* Begin The input *

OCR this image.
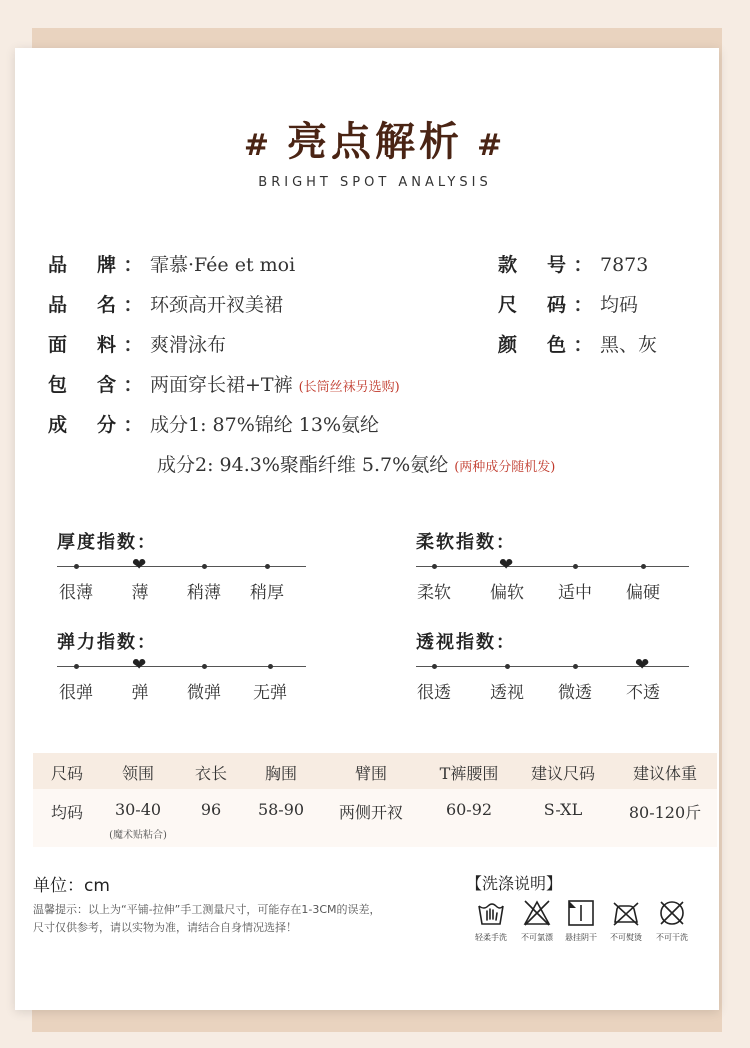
# 亮点解析 #
BRIGHT SPOT ANALYSIS
品牌 ： 霏慕·Fée et moi	款号 ： 7873
品名 ： 环颈高开衩美裙	尺码 ： 均码
面料 ： 爽滑泳布	颜色 ： 黑、灰
包含 ： 两面穿长裙+T裤 (长筒丝袜另选购)
成分 ： 成分1: 87%锦纶 13%氨纶
成分2: 94.3%聚酯纤维 5.7%氨纶 (两种成分随机发)
厚度指数：
很薄
❤
薄	稍薄	稍厚
柔软指数：
柔软
❤
偏软	适中	偏硬
弹力指数：
很弹
❤
弹	微弹	无弹
透视指数：
很透	透视	微透
❤
不透
尺码	领围	衣长	胸围	臂围	T裤腰围	建议尺码	建议体重
均码	30-40	96	58-90	两侧开衩	60-92	S-XL	80-120斤
(魔术贴粘合)
单位：cm
温馨提示：以上为“平铺-拉伸”手工测量尺寸，可能存在1-3CM的误差，
尺寸仅供参考，请以实物为准，请结合自身情况选择！
【洗涤说明】
轻柔手洗	不可氯漂	悬挂阴干	不可熨烫	不可干洗
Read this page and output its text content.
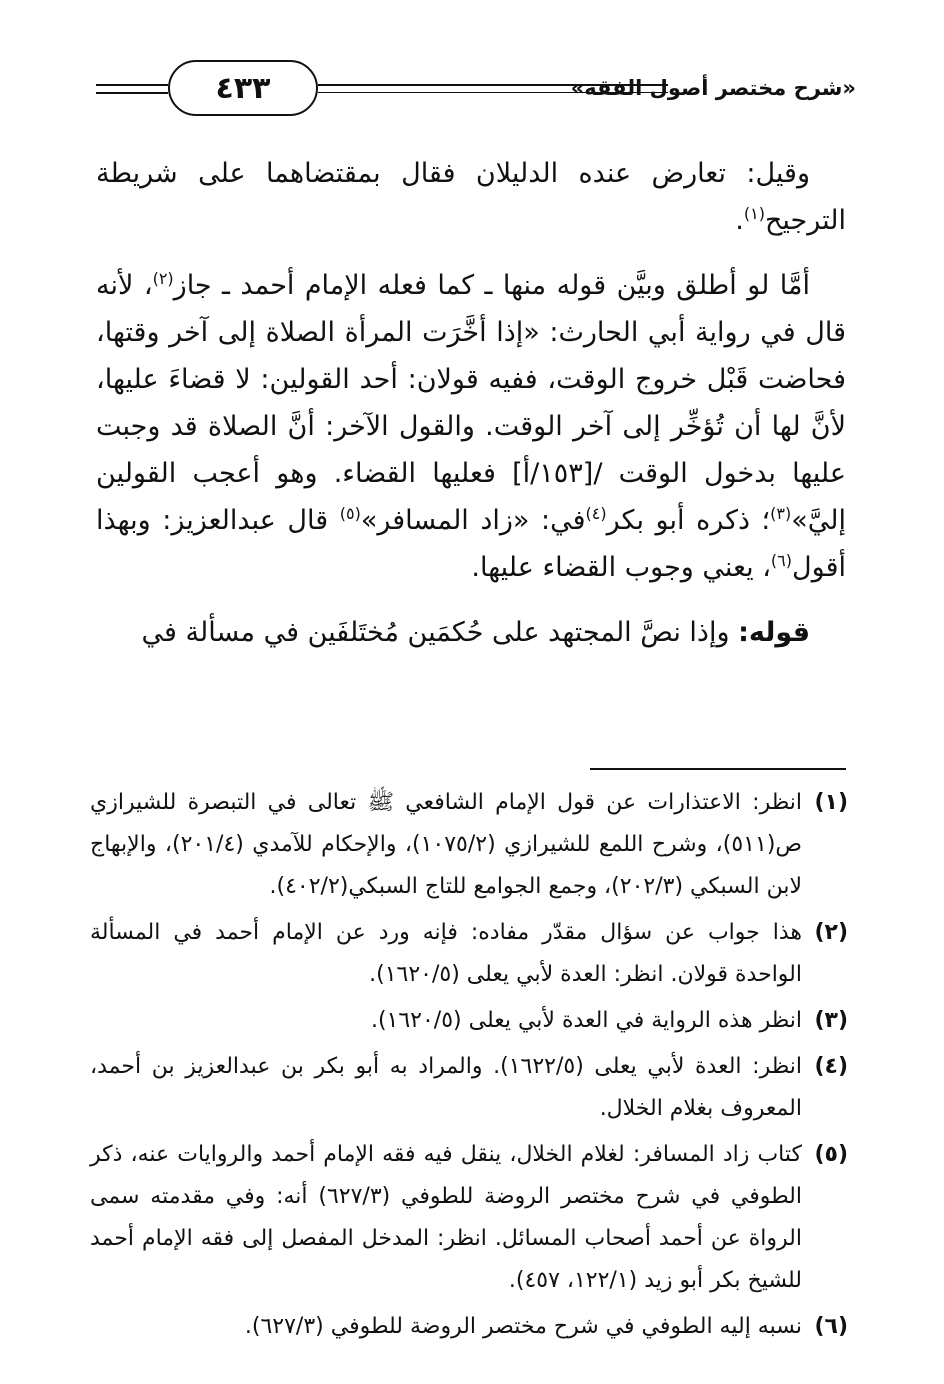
٤٣٣	«شرح مختصر أصول الفقه»

وقيل: تعارض عنده الدليلان فقال بمقتضاهما على شريطة الترجيح$^{(١)}$.

أمَّا لو أطلق وبيَّن قوله منها ـ كما فعله الإمام أحمد ـ جاز$^{(٢)}$، لأنه قال في رواية أبي الحارث: «إذا أخَّرَت المرأة الصلاة إلى آخر وقتها، فحاضت قَبْل خروج الوقت، ففيه قولان: أحد القولين: لا قضاءَ عليها، لأنَّ لها أن تُؤخِّر إلى آخر الوقت. والقول الآخر: أنَّ الصلاة قد وجبت عليها بدخول الوقت /[١٥٣/أ] فعليها القضاء. وهو أعجب القولين إليَّ»$^{(٣)}$؛ ذكره أبو بكر$^{(٤)}$في: «زاد المسافر»$^{(٥)}$ قال عبدالعزيز: وبهذا أقول$^{(٦)}$، يعني وجوب القضاء عليها.

قوله: وإذا نصَّ المجتهد على حُكمَين مُختَلفَين في مسألة في

(١)
انظر: الاعتذارات عن قول الإمام الشافعي ﷺ تعالى في التبصرة للشيرازي ص(٥١١)، وشرح اللمع للشيرازي (١٠٧٥/٢)، والإحكام للآمدي (٢٠١/٤)، والإبهاج لابن السبكي (٢٠٢/٣)، وجمع الجوامع للتاج السبكي(٤٠٢/٢).
(٢)
هذا جواب عن سؤال مقدّر مفاده: فإنه ورد عن الإمام أحمد في المسألة الواحدة قولان. انظر: العدة لأبي يعلى (١٦٢٠/٥).
(٣)
انظر هذه الرواية في العدة لأبي يعلى (١٦٢٠/٥).
(٤)
انظر: العدة لأبي يعلى (١٦٢٢/٥). والمراد به أبو بكر بن عبدالعزيز بن أحمد، المعروف بغلام الخلال.
(٥)
كتاب زاد المسافر: لغلام الخلال، ينقل فيه فقه الإمام أحمد والروايات عنه، ذكر الطوفي في شرح مختصر الروضة للطوفي (٦٢٧/٣) أنه: وفي مقدمته سمى الرواة عن أحمد أصحاب المسائل. انظر: المدخل المفصل إلى فقه الإمام أحمد للشيخ بكر أبو زيد (١٢٢/١، ٤٥٧).
(٦)
نسبه إليه الطوفي في شرح مختصر الروضة للطوفي (٦٢٧/٣).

* End The input *

Objective => In your copy of the records, include no pictures; repeat everything else exactly.

Answer in full =>
OCR this image.
# 亮点解析 #
BRIGHT SPOT ANALYSIS
品牌 ： 霏慕·Fée et moi	款号 ： 7873
品名 ： 环颈高开衩美裙	尺码 ： 均码
面料 ： 爽滑泳布	颜色 ： 黑、灰
包含 ： 两面穿长裙+T裤 (长筒丝袜另选购)
成分 ： 成分1: 87%锦纶 13%氨纶
成分2: 94.3%聚酯纤维 5.7%氨纶 (两种成分随机发)
厚度指数：
很薄
❤
薄	稍薄	稍厚
柔软指数：
柔软
❤
偏软	适中	偏硬
弹力指数：
很弹
❤
弹	微弹	无弹
透视指数：
很透	透视	微透
❤
不透
尺码	领围	衣长	胸围	臂围	T裤腰围	建议尺码	建议体重
均码	30-40	96	58-90	两侧开衩	60-92	S-XL	80-120斤
(魔术贴粘合)
单位：cm
温馨提示：以上为“平铺-拉伸”手工测量尺寸，可能存在1-3CM的误差，
尺寸仅供参考，请以实物为准，请结合自身情况选择！
【洗涤说明】
轻柔手洗	不可氯漂	悬挂阴干	不可熨烫	不可干洗
Read this page and output its text content.
٤٣٣	«شرح مختصر أصول الفقه»

وقيل: تعارض عنده الدليلان فقال بمقتضاهما على شريطة الترجيح$^{(١)}$.

أمَّا لو أطلق وبيَّن قوله منها ـ كما فعله الإمام أحمد ـ جاز$^{(٢)}$، لأنه قال في رواية أبي الحارث: «إذا أخَّرَت المرأة الصلاة إلى آخر وقتها، فحاضت قَبْل خروج الوقت، ففيه قولان: أحد القولين: لا قضاءَ عليها، لأنَّ لها أن تُؤخِّر إلى آخر الوقت. والقول الآخر: أنَّ الصلاة قد وجبت عليها بدخول الوقت /[١٥٣/أ] فعليها القضاء. وهو أعجب القولين إليَّ»$^{(٣)}$؛ ذكره أبو بكر$^{(٤)}$في: «زاد المسافر»$^{(٥)}$ قال عبدالعزيز: وبهذا أقول$^{(٦)}$، يعني وجوب القضاء عليها.

قوله: وإذا نصَّ المجتهد على حُكمَين مُختَلفَين في مسألة في

(١)
انظر: الاعتذارات عن قول الإمام الشافعي ﷺ تعالى في التبصرة للشيرازي ص(٥١١)، وشرح اللمع للشيرازي (١٠٧٥/٢)، والإحكام للآمدي (٢٠١/٤)، والإبهاج لابن السبكي (٢٠٢/٣)، وجمع الجوامع للتاج السبكي(٤٠٢/٢).
(٢)
هذا جواب عن سؤال مقدّر مفاده: فإنه ورد عن الإمام أحمد في المسألة الواحدة قولان. انظر: العدة لأبي يعلى (١٦٢٠/٥).
(٣)
انظر هذه الرواية في العدة لأبي يعلى (١٦٢٠/٥).
(٤)
انظر: العدة لأبي يعلى (١٦٢٢/٥). والمراد به أبو بكر بن عبدالعزيز بن أحمد، المعروف بغلام الخلال.
(٥)
كتاب زاد المسافر: لغلام الخلال، ينقل فيه فقه الإمام أحمد والروايات عنه، ذكر الطوفي في شرح مختصر الروضة للطوفي (٦٢٧/٣) أنه: وفي مقدمته سمى الرواة عن أحمد أصحاب المسائل. انظر: المدخل المفصل إلى فقه الإمام أحمد للشيخ بكر أبو زيد (١٢٢/١، ٤٥٧).
(٦)
نسبه إليه الطوفي في شرح مختصر الروضة للطوفي (٦٢٧/٣).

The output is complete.